» YOUR INSTRUCTIONS
Your task is to print all of the data word for word.

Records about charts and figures
==============================

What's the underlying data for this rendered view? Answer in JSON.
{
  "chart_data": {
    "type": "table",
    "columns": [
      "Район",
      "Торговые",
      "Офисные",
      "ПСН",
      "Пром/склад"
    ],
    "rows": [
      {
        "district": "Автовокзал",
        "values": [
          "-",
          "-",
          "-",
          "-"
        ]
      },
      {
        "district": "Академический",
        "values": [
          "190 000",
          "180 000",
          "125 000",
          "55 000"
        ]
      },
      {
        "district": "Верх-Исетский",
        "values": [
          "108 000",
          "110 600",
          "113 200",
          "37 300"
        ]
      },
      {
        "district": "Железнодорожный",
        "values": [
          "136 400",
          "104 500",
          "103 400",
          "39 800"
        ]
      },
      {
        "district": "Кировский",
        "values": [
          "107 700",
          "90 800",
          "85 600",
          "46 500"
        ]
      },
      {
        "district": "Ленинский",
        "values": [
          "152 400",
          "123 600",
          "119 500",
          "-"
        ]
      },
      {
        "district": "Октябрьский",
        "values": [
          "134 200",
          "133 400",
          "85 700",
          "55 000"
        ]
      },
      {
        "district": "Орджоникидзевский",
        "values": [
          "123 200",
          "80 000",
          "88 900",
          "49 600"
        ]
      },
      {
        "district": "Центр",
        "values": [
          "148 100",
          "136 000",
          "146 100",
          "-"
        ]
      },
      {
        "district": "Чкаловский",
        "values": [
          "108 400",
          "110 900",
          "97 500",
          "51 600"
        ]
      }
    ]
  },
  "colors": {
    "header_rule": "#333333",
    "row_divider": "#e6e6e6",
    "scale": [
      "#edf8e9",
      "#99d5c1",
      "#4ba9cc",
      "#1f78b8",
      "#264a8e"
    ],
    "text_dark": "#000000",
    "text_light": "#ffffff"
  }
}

==============================

» FINISHED ANSWER
What's the underlying data for this rendered view? Answer in JSON.
{
  "chart_data": {
    "type": "table",
    "columns": [
      "Район",
      "Торговые",
      "Офисные",
      "ПСН",
      "Пром/склад"
    ],
    "rows": [
      {
        "district": "Автовокзал",
        "values": [
          "-",
          "-",
          "-",
          "-"
        ]
      },
      {
        "district": "Академический",
        "values": [
          "190 000",
          "180 000",
          "125 000",
          "55 000"
        ]
      },
      {
        "district": "Верх-Исетский",
        "values": [
          "108 000",
          "110 600",
          "113 200",
          "37 300"
        ]
      },
      {
        "district": "Железнодорожный",
        "values": [
          "136 400",
          "104 500",
          "103 400",
          "39 800"
        ]
      },
      {
        "district": "Кировский",
        "values": [
          "107 700",
          "90 800",
          "85 600",
          "46 500"
        ]
      },
      {
        "district": "Ленинский",
        "values": [
          "152 400",
          "123 600",
          "119 500",
          "-"
        ]
      },
      {
        "district": "Октябрьский",
        "values": [
          "134 200",
          "133 400",
          "85 700",
          "55 000"
        ]
      },
      {
        "district": "Орджоникидзевский",
        "values": [
          "123 200",
          "80 000",
          "88 900",
          "49 600"
        ]
      },
      {
        "district": "Центр",
        "values": [
          "148 100",
          "136 000",
          "146 100",
          "-"
        ]
      },
      {
        "district": "Чкаловский",
        "values": [
          "108 400",
          "110 900",
          "97 500",
          "51 600"
        ]
      }
    ]
  },
  "colors": {
    "header_rule": "#333333",
    "row_divider": "#e6e6e6",
    "scale": [
      "#edf8e9",
      "#99d5c1",
      "#4ba9cc",
      "#1f78b8",
      "#264a8e"
    ],
    "text_dark": "#000000",
    "text_light": "#ffffff"
  }
}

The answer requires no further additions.